▽
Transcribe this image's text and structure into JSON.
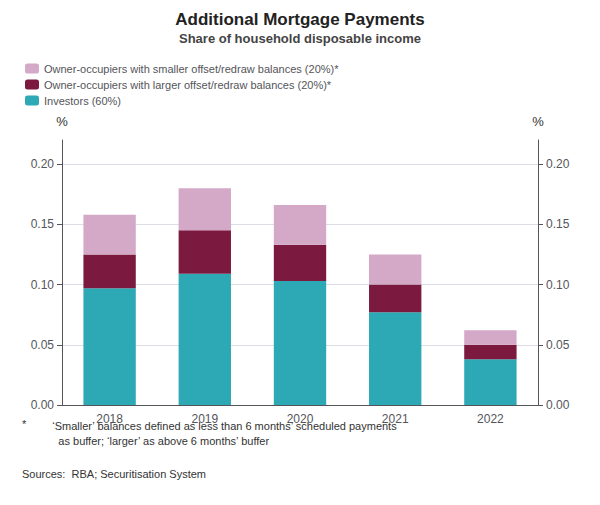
{
  "chart_data": {
    "type": "bar",
    "title": "Additional Mortgage Payments",
    "subtitle": "Share of household disposable income",
    "categories": [
      "2018",
      "2019",
      "2020",
      "2021",
      "2022"
    ],
    "series": [
      {
        "name": "Investors (60%)",
        "color": "#2da8b5",
        "values": [
          0.097,
          0.109,
          0.103,
          0.077,
          0.038
        ]
      },
      {
        "name": "Owner-occupiers with larger offset/redraw balances (20%)*",
        "color": "#7b1a3e",
        "values": [
          0.028,
          0.036,
          0.03,
          0.023,
          0.012
        ]
      },
      {
        "name": "Owner-occupiers with smaller offset/redraw balances (20%)*",
        "color": "#d4a8c7",
        "values": [
          0.033,
          0.035,
          0.033,
          0.025,
          0.012
        ]
      }
    ],
    "stacked": true,
    "ylim": [
      0.0,
      0.22
    ],
    "yticks": [
      {
        "value": 0.0,
        "label": "0.00"
      },
      0.05,
      {
        "value": 0.1,
        "label": "0.10"
      },
      0.15,
      {
        "value": 0.2,
        "label": "0.20"
      }
    ],
    "y2lim": [
      0.0,
      0.22
    ],
    "y2ticks": [
      {
        "value": 0.0,
        "label": "0.00"
      },
      0.05,
      {
        "value": 0.1,
        "label": "0.10"
      },
      0.15,
      {
        "value": 0.2,
        "label": "0.20"
      }
    ],
    "ylabel": "%",
    "y2label": "%",
    "grid": true,
    "legend": "upper left",
    "annotations": [
      "*",
      "    ‘Smaller’ balances defined as less than 6 months’ scheduled payments\n      as buffer; ‘larger’ as above 6 months’ buffer",
      "Sources:  RBA; Securitisation System"
    ]
  }
}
△
__GOAL OF THE EXERCISE__:
Make an exact copy of all the material, but keep the pictures out of it.

__REPLY TO THE TASK__:
Transcribe this image's text and structure into JSON.
{
  "chart_data": {
    "type": "bar",
    "title": "Additional Mortgage Payments",
    "subtitle": "Share of household disposable income",
    "categories": [
      "2018",
      "2019",
      "2020",
      "2021",
      "2022"
    ],
    "series": [
      {
        "name": "Investors (60%)",
        "color": "#2da8b5",
        "values": [
          0.097,
          0.109,
          0.103,
          0.077,
          0.038
        ]
      },
      {
        "name": "Owner-occupiers with larger offset/redraw balances (20%)*",
        "color": "#7b1a3e",
        "values": [
          0.028,
          0.036,
          0.03,
          0.023,
          0.012
        ]
      },
      {
        "name": "Owner-occupiers with smaller offset/redraw balances (20%)*",
        "color": "#d4a8c7",
        "values": [
          0.033,
          0.035,
          0.033,
          0.025,
          0.012
        ]
      }
    ],
    "stacked": true,
    "ylim": [
      0.0,
      0.22
    ],
    "yticks": [
      {
        "value": 0.0,
        "label": "0.00"
      },
      0.05,
      {
        "value": 0.1,
        "label": "0.10"
      },
      0.15,
      {
        "value": 0.2,
        "label": "0.20"
      }
    ],
    "y2lim": [
      0.0,
      0.22
    ],
    "y2ticks": [
      {
        "value": 0.0,
        "label": "0.00"
      },
      0.05,
      {
        "value": 0.1,
        "label": "0.10"
      },
      0.15,
      {
        "value": 0.2,
        "label": "0.20"
      }
    ],
    "ylabel": "%",
    "y2label": "%",
    "grid": true,
    "legend": "upper left",
    "annotations": [
      "*",
      "    ‘Smaller’ balances defined as less than 6 months’ scheduled payments\n      as buffer; ‘larger’ as above 6 months’ buffer",
      "Sources:  RBA; Securitisation System"
    ]
  }
}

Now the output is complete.